## INSTRUCTIONS FOR THE TASK
Write out the records below word for word, please.

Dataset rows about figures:
• • • • • • •

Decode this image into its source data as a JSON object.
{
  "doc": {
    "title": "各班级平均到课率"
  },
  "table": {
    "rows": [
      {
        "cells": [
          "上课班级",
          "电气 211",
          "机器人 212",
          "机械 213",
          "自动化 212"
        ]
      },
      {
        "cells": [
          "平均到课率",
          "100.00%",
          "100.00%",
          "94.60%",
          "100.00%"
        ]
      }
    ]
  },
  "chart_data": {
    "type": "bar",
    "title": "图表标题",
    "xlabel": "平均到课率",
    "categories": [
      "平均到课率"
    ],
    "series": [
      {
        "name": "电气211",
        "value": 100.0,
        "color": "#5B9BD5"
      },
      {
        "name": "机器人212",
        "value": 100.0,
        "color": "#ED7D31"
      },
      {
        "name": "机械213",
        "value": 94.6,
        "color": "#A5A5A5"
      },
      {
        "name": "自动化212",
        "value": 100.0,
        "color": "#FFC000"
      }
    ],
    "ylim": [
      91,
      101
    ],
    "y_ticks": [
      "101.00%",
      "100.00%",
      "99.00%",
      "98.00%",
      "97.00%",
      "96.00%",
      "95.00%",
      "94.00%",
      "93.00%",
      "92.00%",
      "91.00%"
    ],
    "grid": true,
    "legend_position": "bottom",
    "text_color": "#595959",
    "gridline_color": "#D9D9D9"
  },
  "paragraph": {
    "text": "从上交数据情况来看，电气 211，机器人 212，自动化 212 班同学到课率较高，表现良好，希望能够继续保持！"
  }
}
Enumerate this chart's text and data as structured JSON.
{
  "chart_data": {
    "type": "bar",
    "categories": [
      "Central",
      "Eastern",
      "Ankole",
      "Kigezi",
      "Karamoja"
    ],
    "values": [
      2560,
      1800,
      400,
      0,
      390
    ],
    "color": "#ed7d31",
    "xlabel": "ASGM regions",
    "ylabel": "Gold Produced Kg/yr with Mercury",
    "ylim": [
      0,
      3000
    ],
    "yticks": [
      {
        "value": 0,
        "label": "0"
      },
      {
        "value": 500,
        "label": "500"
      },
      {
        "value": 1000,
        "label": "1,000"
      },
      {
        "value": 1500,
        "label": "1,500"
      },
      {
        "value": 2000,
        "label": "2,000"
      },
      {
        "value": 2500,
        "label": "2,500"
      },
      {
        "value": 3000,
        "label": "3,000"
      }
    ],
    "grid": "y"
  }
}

• • • • • • •

## REPLY TO THE TASK
Decode this image into its source data as a JSON object.
{
  "doc": {
    "title": "各班级平均到课率"
  },
  "table": {
    "rows": [
      {
        "cells": [
          "上课班级",
          "电气 211",
          "机器人 212",
          "机械 213",
          "自动化 212"
        ]
      },
      {
        "cells": [
          "平均到课率",
          "100.00%",
          "100.00%",
          "94.60%",
          "100.00%"
        ]
      }
    ]
  },
  "chart_data": {
    "type": "bar",
    "title": "图表标题",
    "xlabel": "平均到课率",
    "categories": [
      "平均到课率"
    ],
    "series": [
      {
        "name": "电气211",
        "value": 100.0,
        "color": "#5B9BD5"
      },
      {
        "name": "机器人212",
        "value": 100.0,
        "color": "#ED7D31"
      },
      {
        "name": "机械213",
        "value": 94.6,
        "color": "#A5A5A5"
      },
      {
        "name": "自动化212",
        "value": 100.0,
        "color": "#FFC000"
      }
    ],
    "ylim": [
      91,
      101
    ],
    "y_ticks": [
      "101.00%",
      "100.00%",
      "99.00%",
      "98.00%",
      "97.00%",
      "96.00%",
      "95.00%",
      "94.00%",
      "93.00%",
      "92.00%",
      "91.00%"
    ],
    "grid": true,
    "legend_position": "bottom",
    "text_color": "#595959",
    "gridline_color": "#D9D9D9"
  },
  "paragraph": {
    "text": "从上交数据情况来看，电气 211，机器人 212，自动化 212 班同学到课率较高，表现良好，希望能够继续保持！"
  }
}
Enumerate this chart's text and data as structured JSON.
{
  "chart_data": {
    "type": "bar",
    "categories": [
      "Central",
      "Eastern",
      "Ankole",
      "Kigezi",
      "Karamoja"
    ],
    "values": [
      2560,
      1800,
      400,
      0,
      390
    ],
    "color": "#ed7d31",
    "xlabel": "ASGM regions",
    "ylabel": "Gold Produced Kg/yr with Mercury",
    "ylim": [
      0,
      3000
    ],
    "yticks": [
      {
        "value": 0,
        "label": "0"
      },
      {
        "value": 500,
        "label": "500"
      },
      {
        "value": 1000,
        "label": "1,000"
      },
      {
        "value": 1500,
        "label": "1,500"
      },
      {
        "value": 2000,
        "label": "2,000"
      },
      {
        "value": 2500,
        "label": "2,500"
      },
      {
        "value": 3000,
        "label": "3,000"
      }
    ],
    "grid": "y"
  }
}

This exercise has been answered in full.